STORED ROWS.
>> Begin
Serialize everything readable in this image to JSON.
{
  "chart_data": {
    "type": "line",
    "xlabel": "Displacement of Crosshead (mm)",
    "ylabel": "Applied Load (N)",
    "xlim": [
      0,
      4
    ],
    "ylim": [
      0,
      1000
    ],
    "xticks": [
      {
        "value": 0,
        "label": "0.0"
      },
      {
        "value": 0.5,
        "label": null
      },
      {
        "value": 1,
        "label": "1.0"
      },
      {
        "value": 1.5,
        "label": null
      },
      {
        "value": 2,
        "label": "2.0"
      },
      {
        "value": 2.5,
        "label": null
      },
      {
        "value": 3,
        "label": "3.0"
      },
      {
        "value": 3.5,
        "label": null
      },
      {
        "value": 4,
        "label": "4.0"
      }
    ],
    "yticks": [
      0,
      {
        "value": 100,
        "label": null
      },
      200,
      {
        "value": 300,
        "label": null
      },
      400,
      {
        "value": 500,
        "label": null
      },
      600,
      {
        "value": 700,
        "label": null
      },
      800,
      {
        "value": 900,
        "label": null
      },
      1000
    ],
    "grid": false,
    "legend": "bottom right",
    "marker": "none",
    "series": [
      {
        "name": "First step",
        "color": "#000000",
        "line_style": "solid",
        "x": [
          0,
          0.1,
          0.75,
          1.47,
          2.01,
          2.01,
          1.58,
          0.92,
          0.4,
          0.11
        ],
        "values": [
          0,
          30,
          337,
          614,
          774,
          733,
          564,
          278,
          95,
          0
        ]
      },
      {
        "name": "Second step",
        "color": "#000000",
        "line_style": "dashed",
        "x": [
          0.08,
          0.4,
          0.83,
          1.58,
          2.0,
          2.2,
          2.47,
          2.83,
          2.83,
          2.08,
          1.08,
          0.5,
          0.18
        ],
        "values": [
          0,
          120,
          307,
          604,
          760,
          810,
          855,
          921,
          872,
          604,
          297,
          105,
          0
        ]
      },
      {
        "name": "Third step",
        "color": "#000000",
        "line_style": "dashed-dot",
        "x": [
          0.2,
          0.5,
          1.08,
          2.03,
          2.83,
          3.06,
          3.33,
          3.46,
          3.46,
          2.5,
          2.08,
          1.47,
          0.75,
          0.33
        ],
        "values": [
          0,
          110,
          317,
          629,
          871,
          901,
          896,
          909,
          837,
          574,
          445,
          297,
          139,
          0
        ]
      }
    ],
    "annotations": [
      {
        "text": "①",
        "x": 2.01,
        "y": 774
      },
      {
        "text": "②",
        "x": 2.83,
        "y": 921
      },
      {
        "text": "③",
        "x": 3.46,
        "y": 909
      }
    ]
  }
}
>> End
OBJECTIVE. Output the listing above word for word.

EXERCISE RESPONSE.
Serialize everything readable in this image to JSON.
{
  "chart_data": {
    "type": "line",
    "xlabel": "Displacement of Crosshead (mm)",
    "ylabel": "Applied Load (N)",
    "xlim": [
      0,
      4
    ],
    "ylim": [
      0,
      1000
    ],
    "xticks": [
      {
        "value": 0,
        "label": "0.0"
      },
      {
        "value": 0.5,
        "label": null
      },
      {
        "value": 1,
        "label": "1.0"
      },
      {
        "value": 1.5,
        "label": null
      },
      {
        "value": 2,
        "label": "2.0"
      },
      {
        "value": 2.5,
        "label": null
      },
      {
        "value": 3,
        "label": "3.0"
      },
      {
        "value": 3.5,
        "label": null
      },
      {
        "value": 4,
        "label": "4.0"
      }
    ],
    "yticks": [
      0,
      {
        "value": 100,
        "label": null
      },
      200,
      {
        "value": 300,
        "label": null
      },
      400,
      {
        "value": 500,
        "label": null
      },
      600,
      {
        "value": 700,
        "label": null
      },
      800,
      {
        "value": 900,
        "label": null
      },
      1000
    ],
    "grid": false,
    "legend": "bottom right",
    "marker": "none",
    "series": [
      {
        "name": "First step",
        "color": "#000000",
        "line_style": "solid",
        "x": [
          0,
          0.1,
          0.75,
          1.47,
          2.01,
          2.01,
          1.58,
          0.92,
          0.4,
          0.11
        ],
        "values": [
          0,
          30,
          337,
          614,
          774,
          733,
          564,
          278,
          95,
          0
        ]
      },
      {
        "name": "Second step",
        "color": "#000000",
        "line_style": "dashed",
        "x": [
          0.08,
          0.4,
          0.83,
          1.58,
          2.0,
          2.2,
          2.47,
          2.83,
          2.83,
          2.08,
          1.08,
          0.5,
          0.18
        ],
        "values": [
          0,
          120,
          307,
          604,
          760,
          810,
          855,
          921,
          872,
          604,
          297,
          105,
          0
        ]
      },
      {
        "name": "Third step",
        "color": "#000000",
        "line_style": "dashed-dot",
        "x": [
          0.2,
          0.5,
          1.08,
          2.03,
          2.83,
          3.06,
          3.33,
          3.46,
          3.46,
          2.5,
          2.08,
          1.47,
          0.75,
          0.33
        ],
        "values": [
          0,
          110,
          317,
          629,
          871,
          901,
          896,
          909,
          837,
          574,
          445,
          297,
          139,
          0
        ]
      }
    ],
    "annotations": [
      {
        "text": "①",
        "x": 2.01,
        "y": 774
      },
      {
        "text": "②",
        "x": 2.83,
        "y": 921
      },
      {
        "text": "③",
        "x": 3.46,
        "y": 909
      }
    ]
  }
}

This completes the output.